Extracted text:

I added code about this problem in this post. In this article, I mainly add more pictures to help understanding the analysis/thinking process of this question. When beginners could understand the whole process of this problem, they would improve greatly in using pointers, indexes and edges in an array.
We can divide an array into four parts – Negative, Zero, Unknown, and Positive. This aims at analyzing swap and switch pointers when necessary. This is also a kind of method to analyze problem — stay in an particular intermediate state and then go further starting from this state.
Assue that the front, i, and back — three pointers point to three positions respectively. What positions? as the following picture show, they point to the positions immediately after/before the boundary between Negative and Zero, Zero and Unknown, and Unknown and Positive. Pretty straightforward when looking at the picture.
When i(the index points to unknown part) is found to be a zero, we should merge this “zero” into the zero part of array, and then move i points to next element in the unknown part.
When i is found to be a negative number, we need to swap this “negative” number with the first zero which is pointed by front, so that both “negative” and “zero” part remain unchanged. After swapping, we need move both front and i one step afterward, so that they remain pointing to the boundaries.
When i is found to be a positive number, the same with the previous situation, just swap this “positive” number with what back points to ( array[back] ), and then move back one step forward.Here needs pay attention, since we don’t know the number i points to after swapping is negative/positive/zero, we need remain i unchanged for next round checking.
Now, we are almost done, so when we need stop? Yes, when the length of unknown part is zero, at that time, i meets k, then we finish the while loop.
I like this question very much, since this method solve the problem using O(n). I cannot think any other methods better than this one, since I could come up with O(n^2), even O(n^3). But none wins over this method.
1/18/2013 8:58 AM

Extracted records:
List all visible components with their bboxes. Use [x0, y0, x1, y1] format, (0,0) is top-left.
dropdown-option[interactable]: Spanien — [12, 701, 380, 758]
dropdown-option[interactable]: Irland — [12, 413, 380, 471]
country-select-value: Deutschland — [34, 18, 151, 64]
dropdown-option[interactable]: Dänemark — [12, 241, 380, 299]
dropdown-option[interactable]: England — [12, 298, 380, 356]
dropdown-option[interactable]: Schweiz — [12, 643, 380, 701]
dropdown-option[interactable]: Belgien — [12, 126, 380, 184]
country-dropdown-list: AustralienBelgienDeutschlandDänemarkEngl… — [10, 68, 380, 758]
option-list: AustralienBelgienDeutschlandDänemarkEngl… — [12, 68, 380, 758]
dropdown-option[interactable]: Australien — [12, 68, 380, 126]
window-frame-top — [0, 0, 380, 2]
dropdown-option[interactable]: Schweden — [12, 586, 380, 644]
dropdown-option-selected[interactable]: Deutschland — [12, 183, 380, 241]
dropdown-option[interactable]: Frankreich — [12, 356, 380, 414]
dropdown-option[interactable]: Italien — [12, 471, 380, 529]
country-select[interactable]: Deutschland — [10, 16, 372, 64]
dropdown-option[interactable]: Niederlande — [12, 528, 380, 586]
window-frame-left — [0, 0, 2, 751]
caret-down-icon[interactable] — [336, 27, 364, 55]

Problems:
a. Into which four parts does the array-partitioning article divide an array?
b. Restate more briefly the paragraph of the array-partitioning article that begins "When i is found to be a negative number", keeping its main facts.
c. Return the passage of the array-partitioning article word for word, beginning at the words "We can divide" and stopping after the words "from this state.".
The entries are separate material, unrelated to the array-partitioning article.

Responses to the tasks:
a. Negative, Zero, Unknown, and Positive.

b. If i points to a negative number, swap it with the first zero, which front points to, so that the negative and zero parts stay intact. Then advance both front and i one step so that they continue to mark the boundaries.

c.
We can divide an array into four parts – Negative, Zero, Unknown, and Positive. This aims at analyzing swap and switch pointers when necessary. This is also a kind of method to analyze problem — stay in an particular intermediate state and then go further starting from this state.